## Data items
[Begin]
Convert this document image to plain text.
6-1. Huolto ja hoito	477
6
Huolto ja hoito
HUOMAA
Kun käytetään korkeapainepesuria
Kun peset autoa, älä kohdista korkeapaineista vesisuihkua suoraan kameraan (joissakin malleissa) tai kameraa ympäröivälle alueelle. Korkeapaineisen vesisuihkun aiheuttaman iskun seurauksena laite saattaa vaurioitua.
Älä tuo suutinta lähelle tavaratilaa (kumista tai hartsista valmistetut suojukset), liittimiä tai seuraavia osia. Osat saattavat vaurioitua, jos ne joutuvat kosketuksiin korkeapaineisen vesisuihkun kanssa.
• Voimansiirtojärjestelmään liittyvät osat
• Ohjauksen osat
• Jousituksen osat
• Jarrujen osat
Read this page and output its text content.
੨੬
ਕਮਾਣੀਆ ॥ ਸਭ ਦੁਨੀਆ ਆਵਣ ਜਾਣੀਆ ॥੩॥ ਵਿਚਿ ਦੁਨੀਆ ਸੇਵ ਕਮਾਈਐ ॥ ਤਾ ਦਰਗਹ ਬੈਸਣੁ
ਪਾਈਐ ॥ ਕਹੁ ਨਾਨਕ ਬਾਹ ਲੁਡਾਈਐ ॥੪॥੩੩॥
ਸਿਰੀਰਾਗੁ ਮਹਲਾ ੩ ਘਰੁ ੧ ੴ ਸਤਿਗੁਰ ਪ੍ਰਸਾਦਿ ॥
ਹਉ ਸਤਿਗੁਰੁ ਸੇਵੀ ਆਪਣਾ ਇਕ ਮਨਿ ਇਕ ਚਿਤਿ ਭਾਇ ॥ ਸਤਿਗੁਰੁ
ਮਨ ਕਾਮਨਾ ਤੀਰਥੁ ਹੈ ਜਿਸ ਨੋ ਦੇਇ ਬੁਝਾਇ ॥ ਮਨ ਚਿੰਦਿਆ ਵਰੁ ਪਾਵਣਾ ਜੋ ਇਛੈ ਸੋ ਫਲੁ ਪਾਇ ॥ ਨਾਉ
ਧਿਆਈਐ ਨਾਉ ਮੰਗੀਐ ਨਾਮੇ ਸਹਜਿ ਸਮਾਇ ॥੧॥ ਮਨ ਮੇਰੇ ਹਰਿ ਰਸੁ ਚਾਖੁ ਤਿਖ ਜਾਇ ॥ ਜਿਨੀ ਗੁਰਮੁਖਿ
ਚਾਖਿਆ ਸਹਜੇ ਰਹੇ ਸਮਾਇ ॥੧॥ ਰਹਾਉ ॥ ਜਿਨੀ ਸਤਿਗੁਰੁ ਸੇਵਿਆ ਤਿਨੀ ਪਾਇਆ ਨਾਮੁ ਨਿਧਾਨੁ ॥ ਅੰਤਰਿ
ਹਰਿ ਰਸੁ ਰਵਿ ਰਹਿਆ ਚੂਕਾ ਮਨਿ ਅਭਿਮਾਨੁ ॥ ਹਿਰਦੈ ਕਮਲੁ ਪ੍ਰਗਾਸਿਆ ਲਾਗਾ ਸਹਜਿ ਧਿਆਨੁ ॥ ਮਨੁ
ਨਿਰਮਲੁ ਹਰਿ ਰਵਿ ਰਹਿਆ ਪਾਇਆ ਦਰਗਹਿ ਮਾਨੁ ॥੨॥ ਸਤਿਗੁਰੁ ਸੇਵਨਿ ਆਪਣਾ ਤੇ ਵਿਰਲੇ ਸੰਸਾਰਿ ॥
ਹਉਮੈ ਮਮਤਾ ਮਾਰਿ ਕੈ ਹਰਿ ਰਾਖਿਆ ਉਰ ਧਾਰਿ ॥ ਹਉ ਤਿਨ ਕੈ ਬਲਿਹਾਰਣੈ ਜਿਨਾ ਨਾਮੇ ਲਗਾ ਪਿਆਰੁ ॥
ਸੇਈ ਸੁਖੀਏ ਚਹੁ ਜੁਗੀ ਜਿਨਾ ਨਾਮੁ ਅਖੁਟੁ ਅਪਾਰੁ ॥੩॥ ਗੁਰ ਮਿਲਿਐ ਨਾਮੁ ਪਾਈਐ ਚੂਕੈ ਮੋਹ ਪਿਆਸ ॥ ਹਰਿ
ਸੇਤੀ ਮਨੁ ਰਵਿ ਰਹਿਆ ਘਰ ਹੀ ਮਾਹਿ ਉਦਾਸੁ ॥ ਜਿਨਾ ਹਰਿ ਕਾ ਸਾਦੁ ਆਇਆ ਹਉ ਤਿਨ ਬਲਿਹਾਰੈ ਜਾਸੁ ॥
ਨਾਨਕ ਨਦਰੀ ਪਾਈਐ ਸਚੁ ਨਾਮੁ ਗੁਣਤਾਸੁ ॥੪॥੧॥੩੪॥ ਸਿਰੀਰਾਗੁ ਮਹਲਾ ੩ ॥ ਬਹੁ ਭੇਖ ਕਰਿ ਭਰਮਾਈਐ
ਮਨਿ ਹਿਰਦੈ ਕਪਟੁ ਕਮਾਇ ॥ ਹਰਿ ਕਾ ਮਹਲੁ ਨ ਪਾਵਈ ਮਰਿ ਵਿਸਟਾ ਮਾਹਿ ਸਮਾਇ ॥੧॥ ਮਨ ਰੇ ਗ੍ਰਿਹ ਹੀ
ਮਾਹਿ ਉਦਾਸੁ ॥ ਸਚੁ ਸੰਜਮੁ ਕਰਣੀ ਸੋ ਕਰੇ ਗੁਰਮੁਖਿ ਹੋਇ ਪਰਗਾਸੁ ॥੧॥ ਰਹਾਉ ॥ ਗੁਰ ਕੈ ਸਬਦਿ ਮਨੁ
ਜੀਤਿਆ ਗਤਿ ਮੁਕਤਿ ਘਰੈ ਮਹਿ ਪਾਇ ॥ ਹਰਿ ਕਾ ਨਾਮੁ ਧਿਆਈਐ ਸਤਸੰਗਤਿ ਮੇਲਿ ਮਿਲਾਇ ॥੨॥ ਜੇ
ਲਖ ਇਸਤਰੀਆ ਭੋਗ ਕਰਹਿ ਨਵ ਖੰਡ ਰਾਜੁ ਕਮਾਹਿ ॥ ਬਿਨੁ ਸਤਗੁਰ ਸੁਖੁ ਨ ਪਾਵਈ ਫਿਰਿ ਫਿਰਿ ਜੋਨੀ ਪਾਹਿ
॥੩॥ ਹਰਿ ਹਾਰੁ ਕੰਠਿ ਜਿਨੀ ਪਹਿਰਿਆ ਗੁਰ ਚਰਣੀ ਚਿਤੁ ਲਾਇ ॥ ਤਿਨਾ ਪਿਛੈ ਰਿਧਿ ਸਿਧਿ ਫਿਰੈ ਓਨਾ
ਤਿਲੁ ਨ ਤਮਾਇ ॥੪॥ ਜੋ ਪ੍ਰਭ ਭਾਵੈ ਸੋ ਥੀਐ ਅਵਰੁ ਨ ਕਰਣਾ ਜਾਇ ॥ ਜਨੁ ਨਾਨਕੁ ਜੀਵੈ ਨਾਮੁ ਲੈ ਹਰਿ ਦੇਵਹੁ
[End]
## Task description
Each line that contains the string "Huolto" counts once; report how many such lines the entries have, giving only the number.

## Problem solution
2